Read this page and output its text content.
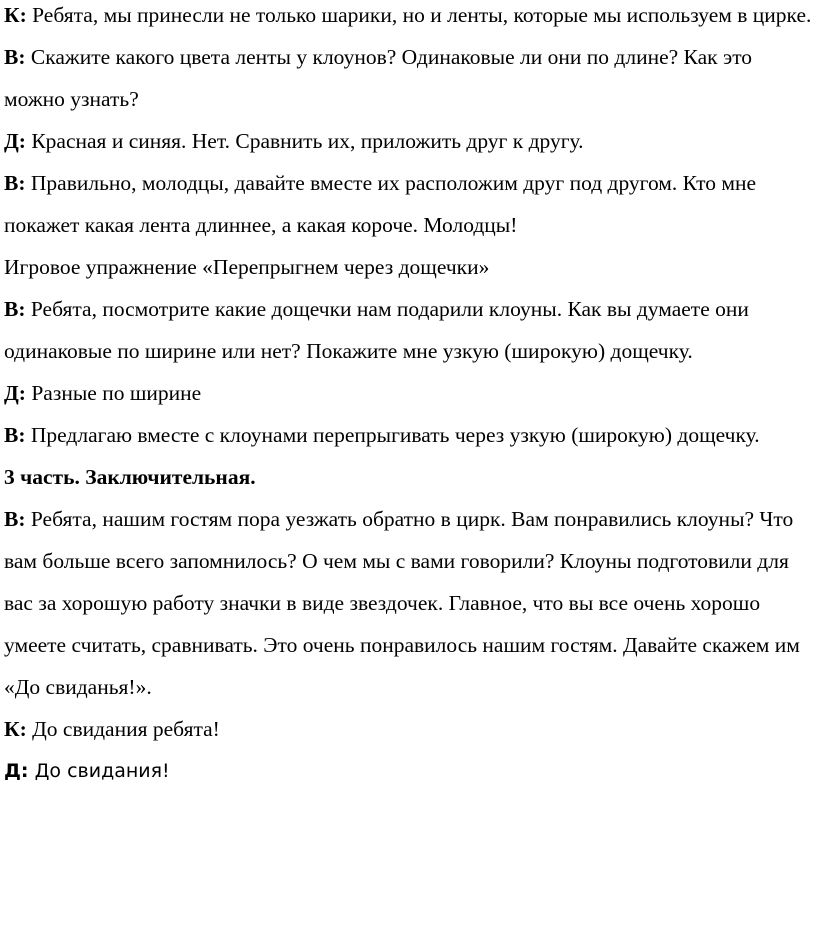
К: Ребята, мы принесли не только шарики, но и ленты, которые мы используем в цирке.

В: Скажите какого цвета ленты у клоунов? Одинаковые ли они по длине? Как это можно узнать?

Д: Красная и синяя. Нет. Сравнить их, приложить друг к другу.

В: Правильно, молодцы, давайте вместе их расположим друг под другом. Кто мне покажет какая лента длиннее, а какая короче. Молодцы!

Игровое упражнение «Перепрыгнем через дощечки»

В: Ребята, посмотрите какие дощечки нам подарили клоуны. Как вы думаете они одинаковые по ширине или нет? Покажите мне узкую (широкую) дощечку.

Д: Разные по ширине

В: Предлагаю вместе с клоунами перепрыгивать через узкую (широкую) дощечку.

3 часть. Заключительная.

В: Ребята, нашим гостям пора уезжать обратно в цирк. Вам понравились клоуны? Что вам больше всего запомнилось? О чем мы с вами говорили? Клоуны подготовили для вас за хорошую работу значки в виде звездочек. Главное, что вы все очень хорошо умеете считать, сравнивать. Это очень понравилось нашим гостям. Давайте скажем им «До свиданья!».

К: До свидания ребята!

Д: До свидания!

==*==

- [Exercise details]
Give the entries again word for word, but skip the pictures.

- [Final result]
Read this page and output its text content.
К: Ребята, мы принесли не только шарики, но и ленты, которые мы используем в цирке.

В: Скажите какого цвета ленты у клоунов? Одинаковые ли они по длине? Как это можно узнать?

Д: Красная и синяя. Нет. Сравнить их, приложить друг к другу.

В: Правильно, молодцы, давайте вместе их расположим друг под другом. Кто мне покажет какая лента длиннее, а какая короче. Молодцы!

Игровое упражнение «Перепрыгнем через дощечки»

В: Ребята, посмотрите какие дощечки нам подарили клоуны. Как вы думаете они одинаковые по ширине или нет? Покажите мне узкую (широкую) дощечку.

Д: Разные по ширине

В: Предлагаю вместе с клоунами перепрыгивать через узкую (широкую) дощечку.

3 часть. Заключительная.

В: Ребята, нашим гостям пора уезжать обратно в цирк. Вам понравились клоуны? Что вам больше всего запомнилось? О чем мы с вами говорили? Клоуны подготовили для вас за хорошую работу значки в виде звездочек. Главное, что вы все очень хорошо умеете считать, сравнивать. Это очень понравилось нашим гостям. Давайте скажем им «До свиданья!».

К: До свидания ребята!

Д: До свидания!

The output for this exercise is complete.